PROBLEMAS POR RESOLVER:
A - Responde estas preguntas sobre el texto acerca del relato de los viajes:
(i) ¿Quiénes van elaborando poco a poco el relato de nuestro viaje?
(ii) ¿En qué formas se vuelcan las vivencias antes de regresar al hogar o a la oficina?
(iii) ¿Con qué se rellenaban antes los vacíos de nuestras vidas?
B - Prosigue el texto acerca del relato de los viajes a partir de su última frase.

PASAJE SELECCIONADO:
Pero hoy ya nadie cuenta nada. Tampoco almacenamos nada en nuestra memoria, porque todo lo vamos registrando en el mero segundo en el que ocurre: los paisajes, las gentes, los tránsitos, las sorpresas. Cada uno de ellos en un formato diferente, dependiendo de su destinatario. Porque, esto es un signo de los tiempos, casi todo lo que capturamos tiene una finalidad. Compartir con este, recomendar a aquel, hacer morir de envidia al de más allá. Y son esos otros, paradójicamente, quienes poco a poco van elaborando el relato de nuestro viaje. Nosotros no lo hacemos en el durante, pero tampoco en el después. Porque al llegar ya está todo enviado, que no es lo mismo que contado. Por eso no nos apropiamos de nuestros viajes, no los poseemos de verdad.
Así que nuestros regresos han perdido fuelle. Nadie quiere mostrar algo que ha mostrado ya, y tampoco nadie quiere regresar al pasado a rescatar un fragmento de vida que le fue notificado cuando fue presente. Y por eso son los otros, nuestros otros, los que quizá, hablando a terceros, vayan reconstruyendo lo que nos va pasando y elaborando la narración. Quizá tenga sentido preguntarse cómo es eso de viajar para que lo cuente otro.
No deja de ser extraña esa sensación, la de regresar al hogar, o a la oficina, tras haber volcado nuestras vivencias en fotos, audios y llamadas, a veces hasta el umbral mismo de la puerta, y no tener ya nada que contar. El “¿qué tal te ha ido?”, hasta hace bien poco punto de partida de atropellados acontecidos, anécdotas y rocambolescas historias, se vuelve innecesario, fútil y hasta incongruente.
Y así nuestras vidas, que antes mostraban vacíos que se rellenaban a posteriori con fotografías reveladas y relatos, hoy se extienden sin solución de continuidad, sin ausencias, sin reencuentros incendiados de palabras, sin misterio.

Entradas de datos guardadas:
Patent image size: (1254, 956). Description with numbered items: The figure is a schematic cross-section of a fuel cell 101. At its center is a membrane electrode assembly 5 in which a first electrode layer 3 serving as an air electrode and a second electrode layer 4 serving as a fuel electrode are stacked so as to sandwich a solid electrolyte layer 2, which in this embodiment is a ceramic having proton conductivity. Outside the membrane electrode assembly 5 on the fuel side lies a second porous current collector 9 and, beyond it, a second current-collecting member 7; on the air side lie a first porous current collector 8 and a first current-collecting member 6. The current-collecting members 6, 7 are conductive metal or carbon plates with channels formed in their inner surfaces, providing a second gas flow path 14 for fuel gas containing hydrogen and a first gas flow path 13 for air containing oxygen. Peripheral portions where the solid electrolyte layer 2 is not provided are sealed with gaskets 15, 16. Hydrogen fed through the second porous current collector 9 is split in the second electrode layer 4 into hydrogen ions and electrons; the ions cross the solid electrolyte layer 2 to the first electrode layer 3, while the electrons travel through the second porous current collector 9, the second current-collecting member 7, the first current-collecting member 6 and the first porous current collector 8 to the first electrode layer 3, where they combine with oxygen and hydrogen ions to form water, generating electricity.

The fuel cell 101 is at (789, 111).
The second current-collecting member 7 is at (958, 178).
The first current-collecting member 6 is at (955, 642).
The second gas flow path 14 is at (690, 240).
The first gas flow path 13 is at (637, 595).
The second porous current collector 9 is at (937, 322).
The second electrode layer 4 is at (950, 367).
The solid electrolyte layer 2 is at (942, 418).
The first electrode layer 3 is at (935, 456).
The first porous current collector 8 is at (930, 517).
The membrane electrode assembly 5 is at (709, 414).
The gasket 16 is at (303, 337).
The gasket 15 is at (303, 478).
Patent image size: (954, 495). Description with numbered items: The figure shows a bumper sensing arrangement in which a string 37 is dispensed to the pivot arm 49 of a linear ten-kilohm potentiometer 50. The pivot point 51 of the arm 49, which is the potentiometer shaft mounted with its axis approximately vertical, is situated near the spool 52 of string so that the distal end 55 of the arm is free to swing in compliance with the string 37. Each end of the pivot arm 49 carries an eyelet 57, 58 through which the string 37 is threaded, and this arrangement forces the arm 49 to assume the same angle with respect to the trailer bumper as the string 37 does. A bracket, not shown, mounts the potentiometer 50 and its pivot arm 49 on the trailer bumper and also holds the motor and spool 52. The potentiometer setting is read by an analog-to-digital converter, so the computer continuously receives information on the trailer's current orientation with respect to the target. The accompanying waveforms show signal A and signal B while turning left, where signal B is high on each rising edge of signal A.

RESPUESTAS:
A -
(i) Los otros, es decir, aquellos a quienes va destinado lo que capturamos.
(ii) En fotos, audios y llamadas.
(iii) Con fotografías reveladas y relatos.

B -
Lo cual nos hace preguntarnos para qué viajamos. Si en las arterias centrales de la mayoría de las ciudades se reproducen como calcos las mismas franquicias, y en las tiendas de artesanía habitan los mismos clones de clones, si no paseamos las calles y los monumentos para otra cosa que para fotografiar y exhibir, si el relato de lo vivido se vuelve tan instantáneo que al regresar no hay nada que contar, ¿cuál es el objetivo de movernos a otro país, a otra ciudad, a otra calle distinta de la nuestra?
Con la perspectiva de nuestra modernidad digital miramos como a fósiles encerrados en ámbar aquellos gabinetes de curiosidades que atesoraban maravillas exóticas, traídas de diversas partes del mundo. Hoy, esa misma palabra, exótico, carece ya de valor y casi de interés. También el Grand Tour, en otro tiempo viaje iniciático cuyo objeto era abrir los ojos a la maravilla del mundo, carecería hoy de interés, pues incluso los rincones mínimamente interesantes del planeta han sido fotografiados escrupulosamente desde todos los ángulos posibles y expuestos hasta la saciedad. Aquellos grandes viajes significaban de verdad descubrimiento. Hoy solo significarían constatación.
Quizá seguimos viajando porque un ansia poderosa nos posee. La de encontrar por fin algo insólito, inesperado. La de darnos cuenta de una verdad en la que antes no habíamos reparado. O bien algún descubrimiento que nos conmueva, que nos revolucione por dentro, que haga brotar de nosotros palabras nuevas, que nos haga regresar a la clara conciencia de que solo podemos contar de verdad lo que de verdad es nuestro.